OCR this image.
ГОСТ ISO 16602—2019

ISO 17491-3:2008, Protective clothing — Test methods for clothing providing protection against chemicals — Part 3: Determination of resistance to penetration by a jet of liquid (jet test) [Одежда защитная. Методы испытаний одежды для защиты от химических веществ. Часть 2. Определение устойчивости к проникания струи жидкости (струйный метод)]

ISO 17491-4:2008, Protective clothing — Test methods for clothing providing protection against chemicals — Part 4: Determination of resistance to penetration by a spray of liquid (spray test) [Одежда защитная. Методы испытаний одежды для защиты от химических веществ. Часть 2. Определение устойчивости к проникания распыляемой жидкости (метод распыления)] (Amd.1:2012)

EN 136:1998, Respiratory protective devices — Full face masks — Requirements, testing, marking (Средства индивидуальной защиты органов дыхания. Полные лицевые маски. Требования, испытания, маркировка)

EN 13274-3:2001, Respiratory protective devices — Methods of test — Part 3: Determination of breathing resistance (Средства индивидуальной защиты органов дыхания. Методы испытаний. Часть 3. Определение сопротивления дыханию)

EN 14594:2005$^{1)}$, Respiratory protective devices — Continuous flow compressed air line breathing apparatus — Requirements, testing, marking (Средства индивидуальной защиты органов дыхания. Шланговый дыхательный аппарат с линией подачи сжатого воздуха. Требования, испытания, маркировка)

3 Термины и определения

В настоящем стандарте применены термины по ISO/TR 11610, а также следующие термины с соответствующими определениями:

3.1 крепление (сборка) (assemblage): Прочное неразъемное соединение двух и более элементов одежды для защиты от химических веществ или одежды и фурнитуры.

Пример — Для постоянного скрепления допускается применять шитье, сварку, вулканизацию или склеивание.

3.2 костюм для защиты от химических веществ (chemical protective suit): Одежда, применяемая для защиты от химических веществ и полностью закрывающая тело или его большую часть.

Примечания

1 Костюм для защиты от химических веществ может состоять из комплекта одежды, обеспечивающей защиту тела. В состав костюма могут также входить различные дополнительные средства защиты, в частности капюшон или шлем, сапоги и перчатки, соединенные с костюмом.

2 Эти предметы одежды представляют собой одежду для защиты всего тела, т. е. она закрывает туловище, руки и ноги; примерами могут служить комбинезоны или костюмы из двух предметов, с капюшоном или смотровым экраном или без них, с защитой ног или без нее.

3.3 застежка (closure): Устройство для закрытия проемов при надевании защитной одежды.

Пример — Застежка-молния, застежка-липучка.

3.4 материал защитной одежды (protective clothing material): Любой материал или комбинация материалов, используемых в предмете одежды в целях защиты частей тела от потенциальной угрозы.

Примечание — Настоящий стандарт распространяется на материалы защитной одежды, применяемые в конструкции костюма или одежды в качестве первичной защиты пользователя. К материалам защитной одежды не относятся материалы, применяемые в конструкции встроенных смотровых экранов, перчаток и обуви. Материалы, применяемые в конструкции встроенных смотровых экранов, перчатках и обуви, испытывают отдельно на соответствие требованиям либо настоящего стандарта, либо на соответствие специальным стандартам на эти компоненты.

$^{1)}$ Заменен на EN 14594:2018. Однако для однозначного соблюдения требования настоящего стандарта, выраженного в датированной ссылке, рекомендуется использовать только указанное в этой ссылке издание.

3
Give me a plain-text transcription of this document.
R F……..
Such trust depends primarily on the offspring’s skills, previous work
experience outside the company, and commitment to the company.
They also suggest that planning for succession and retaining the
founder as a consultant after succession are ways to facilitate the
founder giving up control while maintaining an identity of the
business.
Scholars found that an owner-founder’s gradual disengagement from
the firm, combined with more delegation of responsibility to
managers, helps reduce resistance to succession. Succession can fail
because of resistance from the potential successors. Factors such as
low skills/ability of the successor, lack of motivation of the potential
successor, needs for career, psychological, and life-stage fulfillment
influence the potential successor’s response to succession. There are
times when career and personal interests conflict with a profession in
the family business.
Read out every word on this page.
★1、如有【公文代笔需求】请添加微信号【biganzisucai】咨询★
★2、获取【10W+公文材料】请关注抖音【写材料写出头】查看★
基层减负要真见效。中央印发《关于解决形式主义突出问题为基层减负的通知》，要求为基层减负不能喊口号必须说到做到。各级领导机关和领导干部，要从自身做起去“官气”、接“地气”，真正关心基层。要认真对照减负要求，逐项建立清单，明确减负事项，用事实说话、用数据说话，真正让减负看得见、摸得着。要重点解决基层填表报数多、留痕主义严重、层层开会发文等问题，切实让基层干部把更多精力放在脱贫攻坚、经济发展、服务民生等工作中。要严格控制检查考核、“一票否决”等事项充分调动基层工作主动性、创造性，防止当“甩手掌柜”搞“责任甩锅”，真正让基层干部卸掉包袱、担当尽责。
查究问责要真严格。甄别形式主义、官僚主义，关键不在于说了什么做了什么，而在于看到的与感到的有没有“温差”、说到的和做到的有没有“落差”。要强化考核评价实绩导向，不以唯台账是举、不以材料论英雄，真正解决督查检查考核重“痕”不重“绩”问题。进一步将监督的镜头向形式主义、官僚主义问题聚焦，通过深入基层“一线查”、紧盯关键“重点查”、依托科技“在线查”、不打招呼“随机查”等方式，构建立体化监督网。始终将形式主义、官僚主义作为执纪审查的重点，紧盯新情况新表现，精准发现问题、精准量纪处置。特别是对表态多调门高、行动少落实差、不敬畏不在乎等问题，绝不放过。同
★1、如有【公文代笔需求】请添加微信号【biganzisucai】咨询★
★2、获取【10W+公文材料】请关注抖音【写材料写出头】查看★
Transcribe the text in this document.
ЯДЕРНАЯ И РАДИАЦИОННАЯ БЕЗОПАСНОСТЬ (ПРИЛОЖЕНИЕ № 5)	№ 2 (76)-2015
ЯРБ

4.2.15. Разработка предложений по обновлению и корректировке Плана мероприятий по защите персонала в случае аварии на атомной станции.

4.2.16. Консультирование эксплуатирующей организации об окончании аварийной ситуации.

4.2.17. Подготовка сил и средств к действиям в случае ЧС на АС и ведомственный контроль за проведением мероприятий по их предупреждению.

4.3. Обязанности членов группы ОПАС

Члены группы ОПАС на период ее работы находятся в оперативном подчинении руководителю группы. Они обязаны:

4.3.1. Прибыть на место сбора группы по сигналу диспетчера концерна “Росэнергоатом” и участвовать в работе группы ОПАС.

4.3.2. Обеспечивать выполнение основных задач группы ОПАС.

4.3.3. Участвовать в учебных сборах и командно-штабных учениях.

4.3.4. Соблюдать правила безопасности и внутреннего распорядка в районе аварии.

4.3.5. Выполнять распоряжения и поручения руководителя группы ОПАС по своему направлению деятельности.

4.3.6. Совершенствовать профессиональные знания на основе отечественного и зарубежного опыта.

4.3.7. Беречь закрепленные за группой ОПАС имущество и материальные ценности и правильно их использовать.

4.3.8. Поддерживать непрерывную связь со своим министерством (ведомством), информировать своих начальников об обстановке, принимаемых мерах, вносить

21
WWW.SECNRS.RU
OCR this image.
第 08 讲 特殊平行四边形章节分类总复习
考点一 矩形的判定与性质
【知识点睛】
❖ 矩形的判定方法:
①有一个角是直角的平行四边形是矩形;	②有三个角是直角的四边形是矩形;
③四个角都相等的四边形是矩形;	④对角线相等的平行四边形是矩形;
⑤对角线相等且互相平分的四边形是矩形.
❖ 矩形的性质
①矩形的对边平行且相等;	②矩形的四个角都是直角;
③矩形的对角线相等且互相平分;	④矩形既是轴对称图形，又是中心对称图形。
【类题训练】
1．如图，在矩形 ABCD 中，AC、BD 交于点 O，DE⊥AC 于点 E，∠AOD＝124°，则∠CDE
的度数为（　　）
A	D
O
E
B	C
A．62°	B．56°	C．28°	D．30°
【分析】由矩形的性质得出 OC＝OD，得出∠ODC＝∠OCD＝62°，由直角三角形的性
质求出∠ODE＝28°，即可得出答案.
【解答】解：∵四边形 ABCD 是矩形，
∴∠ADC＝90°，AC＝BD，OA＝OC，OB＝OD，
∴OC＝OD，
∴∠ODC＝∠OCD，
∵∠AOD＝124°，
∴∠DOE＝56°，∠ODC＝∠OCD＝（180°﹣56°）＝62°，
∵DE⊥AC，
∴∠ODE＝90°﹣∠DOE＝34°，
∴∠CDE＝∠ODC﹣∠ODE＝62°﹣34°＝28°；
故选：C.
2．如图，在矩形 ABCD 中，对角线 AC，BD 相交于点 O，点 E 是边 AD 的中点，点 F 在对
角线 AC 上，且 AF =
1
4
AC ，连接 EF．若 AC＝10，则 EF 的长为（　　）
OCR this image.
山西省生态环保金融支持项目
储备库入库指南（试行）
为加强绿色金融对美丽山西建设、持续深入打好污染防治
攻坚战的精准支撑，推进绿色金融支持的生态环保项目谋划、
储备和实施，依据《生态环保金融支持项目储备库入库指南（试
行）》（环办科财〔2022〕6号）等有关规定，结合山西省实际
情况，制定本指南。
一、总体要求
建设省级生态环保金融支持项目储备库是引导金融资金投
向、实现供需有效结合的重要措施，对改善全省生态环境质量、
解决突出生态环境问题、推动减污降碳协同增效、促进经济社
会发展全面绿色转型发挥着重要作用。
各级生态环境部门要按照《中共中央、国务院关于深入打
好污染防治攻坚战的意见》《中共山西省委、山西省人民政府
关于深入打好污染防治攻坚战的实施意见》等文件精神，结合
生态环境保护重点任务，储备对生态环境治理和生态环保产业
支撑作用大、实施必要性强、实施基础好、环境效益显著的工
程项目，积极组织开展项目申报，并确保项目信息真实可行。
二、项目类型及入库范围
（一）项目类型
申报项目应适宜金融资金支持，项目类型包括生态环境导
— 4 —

::::

TO BE DONE:
Gather every line from the listing above in which the word "testing" appears.

REPLY:
EN 136:1998, Respiratory protective devices — Full face masks — Requirements, testing, marking (Средства индивидуальной защиты органов дыхания. Полные лицевые маски. Требования, испытания, маркировка)
EN 14594:2005$^{1)}$, Respiratory protective devices — Continuous flow compressed air line breathing apparatus — Requirements, testing, marking (Средства индивидуальной защиты органов дыхания. Шланговый дыхательный аппарат с линией подачи сжатого воздуха. Требования, испытания, маркировка)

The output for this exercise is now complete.